* Given task
Filter the listing below, copying every line in which the word "Faster" appears.

>>

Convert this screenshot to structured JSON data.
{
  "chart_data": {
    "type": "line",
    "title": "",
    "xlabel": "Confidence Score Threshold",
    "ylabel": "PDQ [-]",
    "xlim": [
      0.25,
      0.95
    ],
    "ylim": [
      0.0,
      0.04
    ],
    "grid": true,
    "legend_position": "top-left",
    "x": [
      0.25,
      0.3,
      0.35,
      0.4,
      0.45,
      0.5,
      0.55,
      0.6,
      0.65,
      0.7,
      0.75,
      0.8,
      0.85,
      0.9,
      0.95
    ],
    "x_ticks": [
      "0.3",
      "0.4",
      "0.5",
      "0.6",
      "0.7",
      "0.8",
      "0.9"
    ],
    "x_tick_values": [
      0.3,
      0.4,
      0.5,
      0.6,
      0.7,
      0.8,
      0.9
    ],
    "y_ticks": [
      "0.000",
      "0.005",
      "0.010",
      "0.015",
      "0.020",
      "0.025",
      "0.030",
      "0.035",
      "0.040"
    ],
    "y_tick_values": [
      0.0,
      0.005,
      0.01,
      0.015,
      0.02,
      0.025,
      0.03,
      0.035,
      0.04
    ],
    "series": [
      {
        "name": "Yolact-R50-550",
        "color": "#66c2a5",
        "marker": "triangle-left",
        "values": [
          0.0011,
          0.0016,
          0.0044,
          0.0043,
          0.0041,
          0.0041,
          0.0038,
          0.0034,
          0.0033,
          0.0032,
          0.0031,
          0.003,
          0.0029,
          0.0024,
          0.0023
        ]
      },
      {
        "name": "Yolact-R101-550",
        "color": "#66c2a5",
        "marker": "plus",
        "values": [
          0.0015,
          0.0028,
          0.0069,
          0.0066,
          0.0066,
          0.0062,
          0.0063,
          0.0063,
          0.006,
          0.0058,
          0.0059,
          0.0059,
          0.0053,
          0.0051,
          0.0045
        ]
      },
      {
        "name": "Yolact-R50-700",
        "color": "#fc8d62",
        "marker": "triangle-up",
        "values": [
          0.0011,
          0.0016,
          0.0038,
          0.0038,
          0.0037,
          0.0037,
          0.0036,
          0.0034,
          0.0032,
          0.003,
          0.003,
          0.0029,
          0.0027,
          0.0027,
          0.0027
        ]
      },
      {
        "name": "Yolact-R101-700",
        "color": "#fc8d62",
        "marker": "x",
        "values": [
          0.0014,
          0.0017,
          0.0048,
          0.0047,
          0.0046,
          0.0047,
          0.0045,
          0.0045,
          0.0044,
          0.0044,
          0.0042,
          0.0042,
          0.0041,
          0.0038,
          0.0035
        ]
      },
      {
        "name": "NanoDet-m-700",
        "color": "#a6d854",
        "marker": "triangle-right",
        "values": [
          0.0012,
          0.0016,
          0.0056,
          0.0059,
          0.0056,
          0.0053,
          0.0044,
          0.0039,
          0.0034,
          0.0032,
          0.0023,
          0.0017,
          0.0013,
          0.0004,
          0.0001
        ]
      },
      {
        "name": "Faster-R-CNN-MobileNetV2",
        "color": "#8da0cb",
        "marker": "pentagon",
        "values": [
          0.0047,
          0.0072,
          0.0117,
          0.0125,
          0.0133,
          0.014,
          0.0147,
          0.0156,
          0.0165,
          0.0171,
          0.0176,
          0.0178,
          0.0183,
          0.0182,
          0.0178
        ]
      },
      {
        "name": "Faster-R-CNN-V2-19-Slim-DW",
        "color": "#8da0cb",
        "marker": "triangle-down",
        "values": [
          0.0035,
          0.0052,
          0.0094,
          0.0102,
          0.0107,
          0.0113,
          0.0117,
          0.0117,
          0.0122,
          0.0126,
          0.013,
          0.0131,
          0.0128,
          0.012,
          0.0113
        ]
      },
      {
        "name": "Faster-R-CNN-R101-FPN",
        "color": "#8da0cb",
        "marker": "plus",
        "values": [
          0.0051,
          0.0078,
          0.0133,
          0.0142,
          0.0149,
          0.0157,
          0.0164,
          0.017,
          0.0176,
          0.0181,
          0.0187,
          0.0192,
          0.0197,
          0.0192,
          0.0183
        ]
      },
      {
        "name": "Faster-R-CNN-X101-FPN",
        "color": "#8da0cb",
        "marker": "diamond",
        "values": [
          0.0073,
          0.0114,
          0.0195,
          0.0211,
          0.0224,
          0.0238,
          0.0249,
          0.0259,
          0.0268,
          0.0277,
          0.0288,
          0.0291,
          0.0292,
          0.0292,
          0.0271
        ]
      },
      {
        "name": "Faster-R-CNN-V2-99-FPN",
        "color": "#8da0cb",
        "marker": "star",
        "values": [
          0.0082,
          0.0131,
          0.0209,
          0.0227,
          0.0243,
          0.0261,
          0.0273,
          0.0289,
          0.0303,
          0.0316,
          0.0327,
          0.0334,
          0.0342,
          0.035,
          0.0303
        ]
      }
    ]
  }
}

<<

* Reply to the task
        "name": "Faster-R-CNN-MobileNetV2",
        "name": "Faster-R-CNN-V2-19-Slim-DW",
        "name": "Faster-R-CNN-R101-FPN",
        "name": "Faster-R-CNN-X101-FPN",
        "name": "Faster-R-CNN-V2-99-FPN",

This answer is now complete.